GIVEN REQUEST>
Repeat the listing in full, exactly as it stands.

[Saved entries]
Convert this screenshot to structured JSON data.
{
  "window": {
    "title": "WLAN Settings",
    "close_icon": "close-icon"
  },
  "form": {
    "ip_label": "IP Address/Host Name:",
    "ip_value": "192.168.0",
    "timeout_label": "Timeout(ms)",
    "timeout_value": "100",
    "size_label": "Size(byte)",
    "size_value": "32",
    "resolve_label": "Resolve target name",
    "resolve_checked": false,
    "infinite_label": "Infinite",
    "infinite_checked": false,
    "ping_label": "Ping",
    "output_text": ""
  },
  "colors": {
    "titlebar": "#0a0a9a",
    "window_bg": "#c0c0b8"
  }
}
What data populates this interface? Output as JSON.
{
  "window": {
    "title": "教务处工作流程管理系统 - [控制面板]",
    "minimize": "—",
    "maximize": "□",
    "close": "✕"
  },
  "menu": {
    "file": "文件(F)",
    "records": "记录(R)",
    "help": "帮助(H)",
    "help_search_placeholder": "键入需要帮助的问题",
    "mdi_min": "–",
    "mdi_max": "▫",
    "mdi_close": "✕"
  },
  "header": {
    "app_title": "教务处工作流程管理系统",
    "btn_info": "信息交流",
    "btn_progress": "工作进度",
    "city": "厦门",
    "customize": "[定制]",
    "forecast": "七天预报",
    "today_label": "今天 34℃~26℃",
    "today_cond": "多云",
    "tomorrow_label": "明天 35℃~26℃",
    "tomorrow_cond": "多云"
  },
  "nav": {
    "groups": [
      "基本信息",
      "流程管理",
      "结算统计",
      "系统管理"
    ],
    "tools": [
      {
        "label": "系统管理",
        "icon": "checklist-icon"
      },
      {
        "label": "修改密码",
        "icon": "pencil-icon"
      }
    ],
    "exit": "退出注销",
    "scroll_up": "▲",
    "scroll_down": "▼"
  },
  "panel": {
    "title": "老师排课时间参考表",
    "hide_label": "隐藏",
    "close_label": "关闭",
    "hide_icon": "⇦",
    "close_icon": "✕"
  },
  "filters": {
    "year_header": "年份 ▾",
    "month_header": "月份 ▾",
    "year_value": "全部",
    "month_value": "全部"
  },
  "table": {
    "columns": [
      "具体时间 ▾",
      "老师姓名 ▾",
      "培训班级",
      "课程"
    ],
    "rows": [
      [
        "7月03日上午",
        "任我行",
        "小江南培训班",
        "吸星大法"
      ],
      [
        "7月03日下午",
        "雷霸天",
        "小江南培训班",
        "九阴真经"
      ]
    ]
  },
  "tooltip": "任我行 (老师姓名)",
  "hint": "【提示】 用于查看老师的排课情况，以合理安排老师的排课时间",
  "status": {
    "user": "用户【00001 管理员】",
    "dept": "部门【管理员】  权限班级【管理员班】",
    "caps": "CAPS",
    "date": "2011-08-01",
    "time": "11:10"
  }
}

TASK SOLUTION>
Convert this screenshot to structured JSON data.
{
  "window": {
    "title": "WLAN Settings",
    "close_icon": "close-icon"
  },
  "form": {
    "ip_label": "IP Address/Host Name:",
    "ip_value": "192.168.0",
    "timeout_label": "Timeout(ms)",
    "timeout_value": "100",
    "size_label": "Size(byte)",
    "size_value": "32",
    "resolve_label": "Resolve target name",
    "resolve_checked": false,
    "infinite_label": "Infinite",
    "infinite_checked": false,
    "ping_label": "Ping",
    "output_text": ""
  },
  "colors": {
    "titlebar": "#0a0a9a",
    "window_bg": "#c0c0b8"
  }
}
What data populates this interface? Output as JSON.
{
  "window": {
    "title": "教务处工作流程管理系统 - [控制面板]",
    "minimize": "—",
    "maximize": "□",
    "close": "✕"
  },
  "menu": {
    "file": "文件(F)",
    "records": "记录(R)",
    "help": "帮助(H)",
    "help_search_placeholder": "键入需要帮助的问题",
    "mdi_min": "–",
    "mdi_max": "▫",
    "mdi_close": "✕"
  },
  "header": {
    "app_title": "教务处工作流程管理系统",
    "btn_info": "信息交流",
    "btn_progress": "工作进度",
    "city": "厦门",
    "customize": "[定制]",
    "forecast": "七天预报",
    "today_label": "今天 34℃~26℃",
    "today_cond": "多云",
    "tomorrow_label": "明天 35℃~26℃",
    "tomorrow_cond": "多云"
  },
  "nav": {
    "groups": [
      "基本信息",
      "流程管理",
      "结算统计",
      "系统管理"
    ],
    "tools": [
      {
        "label": "系统管理",
        "icon": "checklist-icon"
      },
      {
        "label": "修改密码",
        "icon": "pencil-icon"
      }
    ],
    "exit": "退出注销",
    "scroll_up": "▲",
    "scroll_down": "▼"
  },
  "panel": {
    "title": "老师排课时间参考表",
    "hide_label": "隐藏",
    "close_label": "关闭",
    "hide_icon": "⇦",
    "close_icon": "✕"
  },
  "filters": {
    "year_header": "年份 ▾",
    "month_header": "月份 ▾",
    "year_value": "全部",
    "month_value": "全部"
  },
  "table": {
    "columns": [
      "具体时间 ▾",
      "老师姓名 ▾",
      "培训班级",
      "课程"
    ],
    "rows": [
      [
        "7月03日上午",
        "任我行",
        "小江南培训班",
        "吸星大法"
      ],
      [
        "7月03日下午",
        "雷霸天",
        "小江南培训班",
        "九阴真经"
      ]
    ]
  },
  "tooltip": "任我行 (老师姓名)",
  "hint": "【提示】 用于查看老师的排课情况，以合理安排老师的排课时间",
  "status": {
    "user": "用户【00001 管理员】",
    "dept": "部门【管理员】  权限班级【管理员班】",
    "caps": "CAPS",
    "date": "2011-08-01",
    "time": "11:10"
  }
}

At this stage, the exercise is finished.